## BEGIN Supplied information
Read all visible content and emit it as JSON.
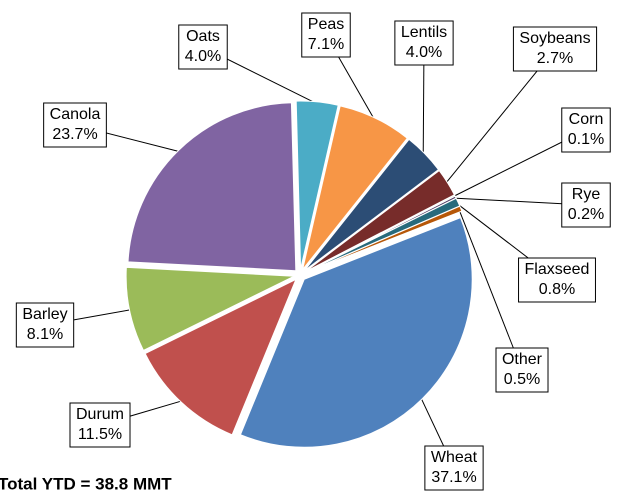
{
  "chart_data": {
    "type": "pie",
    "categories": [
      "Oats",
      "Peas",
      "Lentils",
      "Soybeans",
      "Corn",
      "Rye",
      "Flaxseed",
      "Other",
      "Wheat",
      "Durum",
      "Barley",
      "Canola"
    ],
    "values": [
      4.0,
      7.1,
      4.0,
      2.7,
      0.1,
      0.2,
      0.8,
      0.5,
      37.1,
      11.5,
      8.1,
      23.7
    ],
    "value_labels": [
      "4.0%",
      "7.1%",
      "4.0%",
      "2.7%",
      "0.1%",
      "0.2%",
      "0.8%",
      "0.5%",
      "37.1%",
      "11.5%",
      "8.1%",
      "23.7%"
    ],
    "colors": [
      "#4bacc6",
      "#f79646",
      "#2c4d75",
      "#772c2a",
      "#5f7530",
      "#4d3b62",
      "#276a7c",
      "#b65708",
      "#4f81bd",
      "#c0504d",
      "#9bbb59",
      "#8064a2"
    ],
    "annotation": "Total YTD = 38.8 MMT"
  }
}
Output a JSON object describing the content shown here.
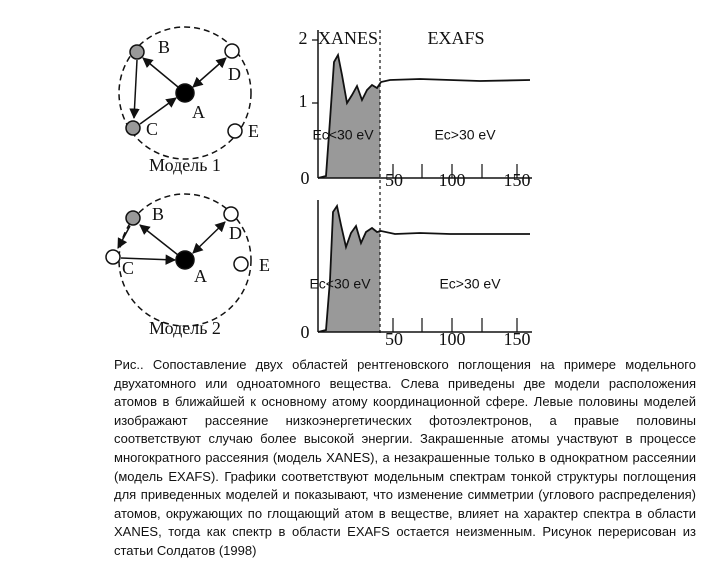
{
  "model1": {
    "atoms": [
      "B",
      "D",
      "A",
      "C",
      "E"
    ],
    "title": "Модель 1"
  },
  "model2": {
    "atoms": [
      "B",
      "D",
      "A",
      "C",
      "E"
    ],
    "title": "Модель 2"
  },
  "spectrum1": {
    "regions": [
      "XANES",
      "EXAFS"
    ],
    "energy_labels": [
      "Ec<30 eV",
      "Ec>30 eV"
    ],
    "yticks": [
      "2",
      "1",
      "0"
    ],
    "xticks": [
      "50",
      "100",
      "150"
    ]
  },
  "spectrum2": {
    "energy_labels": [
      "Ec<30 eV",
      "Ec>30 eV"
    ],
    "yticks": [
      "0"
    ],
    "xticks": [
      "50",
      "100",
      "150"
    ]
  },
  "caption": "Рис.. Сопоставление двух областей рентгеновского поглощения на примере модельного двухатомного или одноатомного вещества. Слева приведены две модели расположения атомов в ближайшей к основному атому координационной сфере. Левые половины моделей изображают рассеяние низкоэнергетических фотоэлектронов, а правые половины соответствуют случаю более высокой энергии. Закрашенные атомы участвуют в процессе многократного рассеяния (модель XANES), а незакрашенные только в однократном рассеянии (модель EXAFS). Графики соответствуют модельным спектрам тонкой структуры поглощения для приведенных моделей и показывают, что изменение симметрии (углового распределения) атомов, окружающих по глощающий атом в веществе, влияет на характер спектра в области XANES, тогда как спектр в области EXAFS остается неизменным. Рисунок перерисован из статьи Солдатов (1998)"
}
## END Supplied information
Exercise instructions:
Give only the number of lines in the material above that hold the word "EXAFS".

Exercise solution:
2